- _THE TASK_
Locate the lines where "схеми" occurs and copy them as they stand.

- _DATASET CONTENT_

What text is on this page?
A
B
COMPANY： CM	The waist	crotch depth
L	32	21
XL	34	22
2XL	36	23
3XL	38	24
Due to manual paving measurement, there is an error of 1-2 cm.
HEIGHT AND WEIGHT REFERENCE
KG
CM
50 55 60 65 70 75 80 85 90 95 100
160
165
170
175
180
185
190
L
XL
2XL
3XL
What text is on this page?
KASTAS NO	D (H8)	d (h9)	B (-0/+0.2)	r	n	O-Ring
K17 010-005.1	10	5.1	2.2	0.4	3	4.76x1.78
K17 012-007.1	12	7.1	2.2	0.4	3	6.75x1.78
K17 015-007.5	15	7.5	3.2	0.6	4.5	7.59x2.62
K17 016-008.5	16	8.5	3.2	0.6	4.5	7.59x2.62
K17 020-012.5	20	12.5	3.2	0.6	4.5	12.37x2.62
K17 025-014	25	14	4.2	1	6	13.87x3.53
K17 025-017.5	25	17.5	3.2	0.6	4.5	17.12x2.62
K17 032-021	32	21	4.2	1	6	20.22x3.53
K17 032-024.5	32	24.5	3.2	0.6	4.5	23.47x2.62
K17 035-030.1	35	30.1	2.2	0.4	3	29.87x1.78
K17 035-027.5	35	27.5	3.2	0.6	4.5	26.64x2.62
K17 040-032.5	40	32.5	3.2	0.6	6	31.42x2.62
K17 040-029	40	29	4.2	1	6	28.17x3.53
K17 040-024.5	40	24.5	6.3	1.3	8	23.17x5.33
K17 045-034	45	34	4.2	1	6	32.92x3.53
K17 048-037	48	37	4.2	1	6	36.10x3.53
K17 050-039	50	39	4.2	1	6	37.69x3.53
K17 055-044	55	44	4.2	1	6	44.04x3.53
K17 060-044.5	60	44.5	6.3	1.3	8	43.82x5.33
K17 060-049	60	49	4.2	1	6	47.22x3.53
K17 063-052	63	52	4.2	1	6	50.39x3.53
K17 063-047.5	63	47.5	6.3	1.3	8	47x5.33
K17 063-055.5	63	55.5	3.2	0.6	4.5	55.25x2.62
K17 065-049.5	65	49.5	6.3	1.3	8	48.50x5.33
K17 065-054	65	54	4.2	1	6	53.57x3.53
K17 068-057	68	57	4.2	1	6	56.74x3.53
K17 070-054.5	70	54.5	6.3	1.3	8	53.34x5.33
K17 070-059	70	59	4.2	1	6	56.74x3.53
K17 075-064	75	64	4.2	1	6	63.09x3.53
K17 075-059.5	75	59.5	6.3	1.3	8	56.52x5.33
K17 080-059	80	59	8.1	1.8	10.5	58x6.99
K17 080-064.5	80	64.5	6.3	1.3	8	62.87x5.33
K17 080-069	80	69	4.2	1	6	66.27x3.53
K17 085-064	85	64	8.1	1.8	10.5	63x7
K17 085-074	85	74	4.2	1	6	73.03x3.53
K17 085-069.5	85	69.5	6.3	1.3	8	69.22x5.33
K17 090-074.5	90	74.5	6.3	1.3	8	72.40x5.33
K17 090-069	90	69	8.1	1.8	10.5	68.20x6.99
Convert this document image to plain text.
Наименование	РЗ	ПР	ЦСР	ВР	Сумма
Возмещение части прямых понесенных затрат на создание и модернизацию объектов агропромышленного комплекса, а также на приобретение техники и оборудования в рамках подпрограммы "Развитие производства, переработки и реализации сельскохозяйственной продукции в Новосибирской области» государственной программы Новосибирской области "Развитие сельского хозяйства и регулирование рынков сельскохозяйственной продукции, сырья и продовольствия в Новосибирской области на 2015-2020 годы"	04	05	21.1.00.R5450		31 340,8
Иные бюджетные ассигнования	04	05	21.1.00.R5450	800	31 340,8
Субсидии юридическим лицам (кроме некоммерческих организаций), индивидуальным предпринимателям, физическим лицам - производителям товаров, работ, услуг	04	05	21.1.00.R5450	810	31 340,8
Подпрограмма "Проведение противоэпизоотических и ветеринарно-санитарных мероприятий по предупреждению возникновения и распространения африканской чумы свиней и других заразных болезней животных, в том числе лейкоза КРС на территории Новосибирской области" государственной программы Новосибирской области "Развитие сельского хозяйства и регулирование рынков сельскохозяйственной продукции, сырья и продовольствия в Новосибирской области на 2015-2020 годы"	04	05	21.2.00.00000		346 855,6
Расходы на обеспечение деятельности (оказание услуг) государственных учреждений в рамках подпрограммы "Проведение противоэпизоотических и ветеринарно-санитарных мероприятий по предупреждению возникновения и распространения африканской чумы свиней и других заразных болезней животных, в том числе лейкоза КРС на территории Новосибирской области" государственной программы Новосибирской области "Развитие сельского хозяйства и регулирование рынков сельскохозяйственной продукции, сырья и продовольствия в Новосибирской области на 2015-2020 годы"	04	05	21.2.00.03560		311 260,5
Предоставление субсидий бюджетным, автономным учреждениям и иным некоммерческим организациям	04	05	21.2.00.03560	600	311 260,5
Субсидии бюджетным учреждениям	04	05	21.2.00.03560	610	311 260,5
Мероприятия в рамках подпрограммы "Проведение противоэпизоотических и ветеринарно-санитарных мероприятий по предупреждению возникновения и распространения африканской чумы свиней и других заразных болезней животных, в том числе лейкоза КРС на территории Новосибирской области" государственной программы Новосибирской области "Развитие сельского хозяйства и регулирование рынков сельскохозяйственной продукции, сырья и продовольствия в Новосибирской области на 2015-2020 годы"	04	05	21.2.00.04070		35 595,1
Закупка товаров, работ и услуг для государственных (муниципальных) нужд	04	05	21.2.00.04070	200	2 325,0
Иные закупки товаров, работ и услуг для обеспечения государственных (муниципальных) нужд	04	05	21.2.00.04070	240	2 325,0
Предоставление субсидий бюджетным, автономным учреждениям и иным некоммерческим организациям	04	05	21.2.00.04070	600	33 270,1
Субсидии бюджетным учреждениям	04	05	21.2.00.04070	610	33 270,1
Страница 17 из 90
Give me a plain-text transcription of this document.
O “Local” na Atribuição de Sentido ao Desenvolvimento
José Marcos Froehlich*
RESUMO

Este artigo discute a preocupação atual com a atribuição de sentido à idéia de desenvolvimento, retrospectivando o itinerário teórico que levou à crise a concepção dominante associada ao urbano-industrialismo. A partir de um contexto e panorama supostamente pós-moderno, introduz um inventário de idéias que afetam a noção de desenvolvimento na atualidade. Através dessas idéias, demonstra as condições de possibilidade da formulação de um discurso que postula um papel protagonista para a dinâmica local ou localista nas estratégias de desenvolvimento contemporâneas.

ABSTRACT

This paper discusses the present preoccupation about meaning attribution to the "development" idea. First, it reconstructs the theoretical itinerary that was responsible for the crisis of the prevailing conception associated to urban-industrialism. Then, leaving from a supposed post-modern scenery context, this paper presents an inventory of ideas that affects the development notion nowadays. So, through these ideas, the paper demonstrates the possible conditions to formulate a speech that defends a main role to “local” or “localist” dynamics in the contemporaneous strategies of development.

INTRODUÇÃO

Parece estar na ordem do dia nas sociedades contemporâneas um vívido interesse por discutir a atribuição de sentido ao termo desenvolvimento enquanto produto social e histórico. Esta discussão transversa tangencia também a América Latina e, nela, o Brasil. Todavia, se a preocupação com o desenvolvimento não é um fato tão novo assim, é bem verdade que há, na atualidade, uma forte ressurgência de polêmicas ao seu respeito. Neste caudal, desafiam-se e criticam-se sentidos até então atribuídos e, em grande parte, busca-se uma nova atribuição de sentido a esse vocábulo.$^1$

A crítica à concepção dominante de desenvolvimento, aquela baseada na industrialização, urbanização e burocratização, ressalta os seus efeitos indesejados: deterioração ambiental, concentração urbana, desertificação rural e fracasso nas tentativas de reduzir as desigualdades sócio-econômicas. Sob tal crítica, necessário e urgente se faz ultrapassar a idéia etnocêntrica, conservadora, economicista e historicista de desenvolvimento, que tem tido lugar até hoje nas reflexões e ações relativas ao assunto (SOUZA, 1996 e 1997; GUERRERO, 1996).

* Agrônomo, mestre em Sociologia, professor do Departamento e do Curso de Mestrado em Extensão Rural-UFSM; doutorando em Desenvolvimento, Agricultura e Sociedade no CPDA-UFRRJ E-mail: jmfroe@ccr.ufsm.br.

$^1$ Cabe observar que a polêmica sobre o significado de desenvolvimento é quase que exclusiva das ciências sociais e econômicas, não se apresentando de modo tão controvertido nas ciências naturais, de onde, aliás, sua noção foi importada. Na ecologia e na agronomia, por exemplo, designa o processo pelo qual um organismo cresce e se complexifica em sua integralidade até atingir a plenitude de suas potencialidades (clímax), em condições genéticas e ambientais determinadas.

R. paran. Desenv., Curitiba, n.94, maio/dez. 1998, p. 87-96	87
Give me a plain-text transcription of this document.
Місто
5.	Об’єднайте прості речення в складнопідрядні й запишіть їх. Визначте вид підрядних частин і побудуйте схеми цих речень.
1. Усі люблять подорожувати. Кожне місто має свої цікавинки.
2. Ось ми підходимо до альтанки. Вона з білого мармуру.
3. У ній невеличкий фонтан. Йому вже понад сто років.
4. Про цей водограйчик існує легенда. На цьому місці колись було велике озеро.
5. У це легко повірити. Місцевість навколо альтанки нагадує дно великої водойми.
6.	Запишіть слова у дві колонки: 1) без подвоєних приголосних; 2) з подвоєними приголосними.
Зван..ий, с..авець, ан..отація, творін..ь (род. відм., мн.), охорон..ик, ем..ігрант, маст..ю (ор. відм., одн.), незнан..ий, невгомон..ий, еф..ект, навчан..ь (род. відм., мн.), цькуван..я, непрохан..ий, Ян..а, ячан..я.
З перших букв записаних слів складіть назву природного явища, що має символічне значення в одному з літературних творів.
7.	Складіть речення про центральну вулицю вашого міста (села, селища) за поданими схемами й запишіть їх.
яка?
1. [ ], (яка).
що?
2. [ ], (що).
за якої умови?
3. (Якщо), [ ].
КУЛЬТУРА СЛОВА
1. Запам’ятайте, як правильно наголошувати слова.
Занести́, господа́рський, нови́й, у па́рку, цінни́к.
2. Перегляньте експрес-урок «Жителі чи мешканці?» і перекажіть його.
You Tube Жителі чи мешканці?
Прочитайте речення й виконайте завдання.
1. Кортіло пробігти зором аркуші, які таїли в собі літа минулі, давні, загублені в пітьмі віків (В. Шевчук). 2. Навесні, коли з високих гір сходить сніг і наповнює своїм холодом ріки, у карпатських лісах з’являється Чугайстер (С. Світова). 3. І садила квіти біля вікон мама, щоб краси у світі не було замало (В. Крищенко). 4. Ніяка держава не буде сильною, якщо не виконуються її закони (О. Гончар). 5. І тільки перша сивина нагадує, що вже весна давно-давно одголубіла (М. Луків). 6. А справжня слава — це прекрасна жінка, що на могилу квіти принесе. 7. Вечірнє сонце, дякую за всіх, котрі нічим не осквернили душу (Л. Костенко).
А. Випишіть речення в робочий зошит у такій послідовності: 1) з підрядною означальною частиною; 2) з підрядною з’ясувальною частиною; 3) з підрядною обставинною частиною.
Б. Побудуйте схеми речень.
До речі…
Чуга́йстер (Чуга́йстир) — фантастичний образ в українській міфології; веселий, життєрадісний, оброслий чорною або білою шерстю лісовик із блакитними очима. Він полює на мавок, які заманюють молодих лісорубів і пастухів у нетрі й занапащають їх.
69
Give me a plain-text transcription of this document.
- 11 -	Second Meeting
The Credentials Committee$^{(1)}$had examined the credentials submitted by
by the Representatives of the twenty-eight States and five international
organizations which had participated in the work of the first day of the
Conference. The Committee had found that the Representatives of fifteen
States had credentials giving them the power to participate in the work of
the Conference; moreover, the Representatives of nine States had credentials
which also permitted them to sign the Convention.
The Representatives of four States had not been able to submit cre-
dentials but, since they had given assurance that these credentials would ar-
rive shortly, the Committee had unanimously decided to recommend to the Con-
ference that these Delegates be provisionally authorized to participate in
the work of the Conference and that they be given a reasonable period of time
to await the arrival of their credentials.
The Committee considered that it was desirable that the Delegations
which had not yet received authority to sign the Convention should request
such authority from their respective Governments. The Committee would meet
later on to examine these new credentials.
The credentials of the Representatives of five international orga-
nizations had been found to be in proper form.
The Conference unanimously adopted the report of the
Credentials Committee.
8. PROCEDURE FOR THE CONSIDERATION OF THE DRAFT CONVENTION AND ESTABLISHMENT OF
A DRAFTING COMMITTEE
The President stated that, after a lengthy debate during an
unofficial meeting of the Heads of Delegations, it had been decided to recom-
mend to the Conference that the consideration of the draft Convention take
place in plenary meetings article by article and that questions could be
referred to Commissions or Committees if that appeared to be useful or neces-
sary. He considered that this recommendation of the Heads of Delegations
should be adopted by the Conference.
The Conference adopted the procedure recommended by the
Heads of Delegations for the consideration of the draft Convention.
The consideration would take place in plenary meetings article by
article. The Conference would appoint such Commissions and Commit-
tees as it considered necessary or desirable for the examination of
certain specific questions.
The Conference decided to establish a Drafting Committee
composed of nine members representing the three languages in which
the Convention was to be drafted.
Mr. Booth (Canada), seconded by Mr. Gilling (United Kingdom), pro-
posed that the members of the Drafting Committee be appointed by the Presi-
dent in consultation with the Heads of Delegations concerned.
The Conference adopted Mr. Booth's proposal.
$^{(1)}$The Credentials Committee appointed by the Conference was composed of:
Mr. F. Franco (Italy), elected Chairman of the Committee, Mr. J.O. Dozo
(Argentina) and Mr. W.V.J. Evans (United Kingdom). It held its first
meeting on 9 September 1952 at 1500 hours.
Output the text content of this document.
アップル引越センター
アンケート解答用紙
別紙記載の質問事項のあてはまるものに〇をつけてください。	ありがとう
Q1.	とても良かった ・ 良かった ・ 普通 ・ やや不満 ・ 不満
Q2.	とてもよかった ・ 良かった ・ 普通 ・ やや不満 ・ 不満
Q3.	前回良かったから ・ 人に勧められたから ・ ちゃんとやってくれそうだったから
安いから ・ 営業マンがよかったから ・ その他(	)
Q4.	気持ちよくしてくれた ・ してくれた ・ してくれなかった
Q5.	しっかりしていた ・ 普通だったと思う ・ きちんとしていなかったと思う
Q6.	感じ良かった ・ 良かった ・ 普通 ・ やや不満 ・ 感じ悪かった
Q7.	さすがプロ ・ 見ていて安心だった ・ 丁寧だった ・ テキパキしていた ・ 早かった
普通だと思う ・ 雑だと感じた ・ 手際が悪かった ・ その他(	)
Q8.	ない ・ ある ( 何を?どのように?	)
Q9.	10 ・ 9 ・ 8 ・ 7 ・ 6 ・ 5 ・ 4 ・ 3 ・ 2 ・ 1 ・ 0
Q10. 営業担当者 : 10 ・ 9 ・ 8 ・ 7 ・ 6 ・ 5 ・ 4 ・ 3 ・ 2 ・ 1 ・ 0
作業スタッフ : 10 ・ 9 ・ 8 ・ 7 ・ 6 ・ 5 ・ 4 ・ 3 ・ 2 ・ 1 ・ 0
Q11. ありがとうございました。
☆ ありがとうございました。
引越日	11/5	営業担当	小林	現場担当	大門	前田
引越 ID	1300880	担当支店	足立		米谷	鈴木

- _CORRECT OUTPUT_
5.	Об’єднайте прості речення в складнопідрядні й запишіть їх. Визначте вид підрядних частин і побудуйте схеми цих речень.
Б. Побудуйте схеми речень.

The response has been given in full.